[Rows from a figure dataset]
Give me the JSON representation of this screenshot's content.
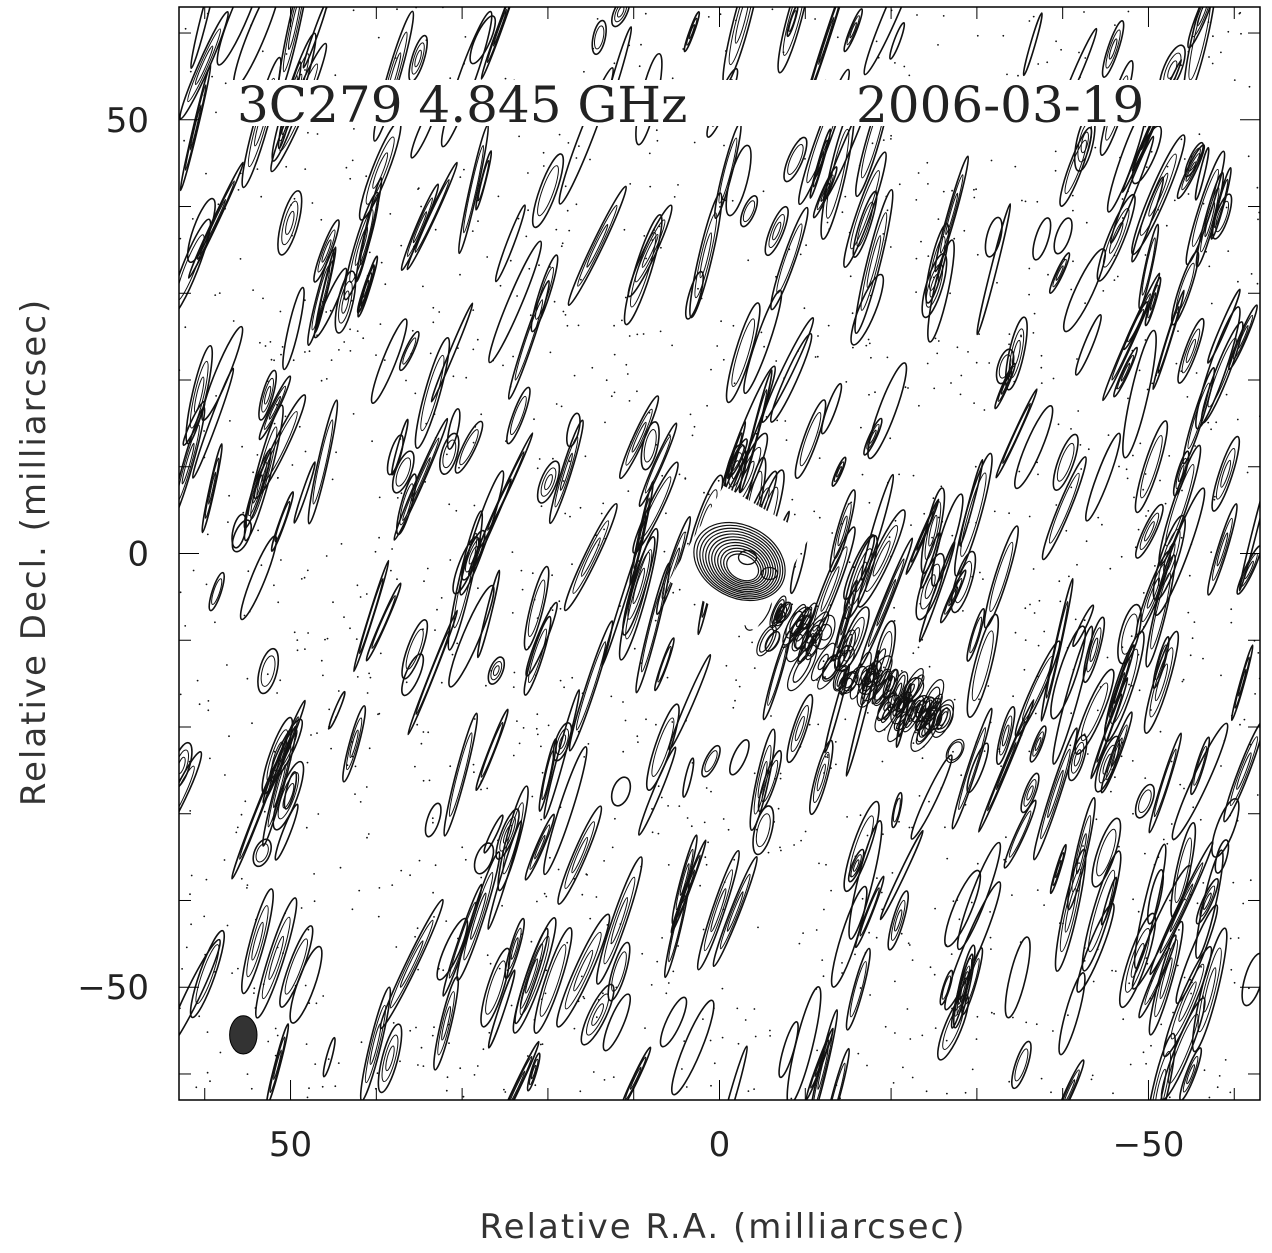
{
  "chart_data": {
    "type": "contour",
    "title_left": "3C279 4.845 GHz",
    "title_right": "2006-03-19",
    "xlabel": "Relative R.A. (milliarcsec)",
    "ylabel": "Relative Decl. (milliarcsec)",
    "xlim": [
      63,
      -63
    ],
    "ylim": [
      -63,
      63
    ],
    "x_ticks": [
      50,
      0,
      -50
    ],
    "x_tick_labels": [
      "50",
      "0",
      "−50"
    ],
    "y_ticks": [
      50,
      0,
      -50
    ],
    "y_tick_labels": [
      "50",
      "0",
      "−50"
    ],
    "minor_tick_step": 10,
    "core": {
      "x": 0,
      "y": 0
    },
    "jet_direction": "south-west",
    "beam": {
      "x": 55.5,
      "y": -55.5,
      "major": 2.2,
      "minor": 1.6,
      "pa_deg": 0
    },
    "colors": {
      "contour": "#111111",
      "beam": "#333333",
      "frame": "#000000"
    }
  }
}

SET TASK:
Repeat the lines above exactly, and keep every picture out.

SOLUTION:
Give me the JSON representation of this screenshot's content.
{
  "chart_data": {
    "type": "contour",
    "title_left": "3C279 4.845 GHz",
    "title_right": "2006-03-19",
    "xlabel": "Relative R.A. (milliarcsec)",
    "ylabel": "Relative Decl. (milliarcsec)",
    "xlim": [
      63,
      -63
    ],
    "ylim": [
      -63,
      63
    ],
    "x_ticks": [
      50,
      0,
      -50
    ],
    "x_tick_labels": [
      "50",
      "0",
      "−50"
    ],
    "y_ticks": [
      50,
      0,
      -50
    ],
    "y_tick_labels": [
      "50",
      "0",
      "−50"
    ],
    "minor_tick_step": 10,
    "core": {
      "x": 0,
      "y": 0
    },
    "jet_direction": "south-west",
    "beam": {
      "x": 55.5,
      "y": -55.5,
      "major": 2.2,
      "minor": 1.6,
      "pa_deg": 0
    },
    "colors": {
      "contour": "#111111",
      "beam": "#333333",
      "frame": "#000000"
    }
  }
}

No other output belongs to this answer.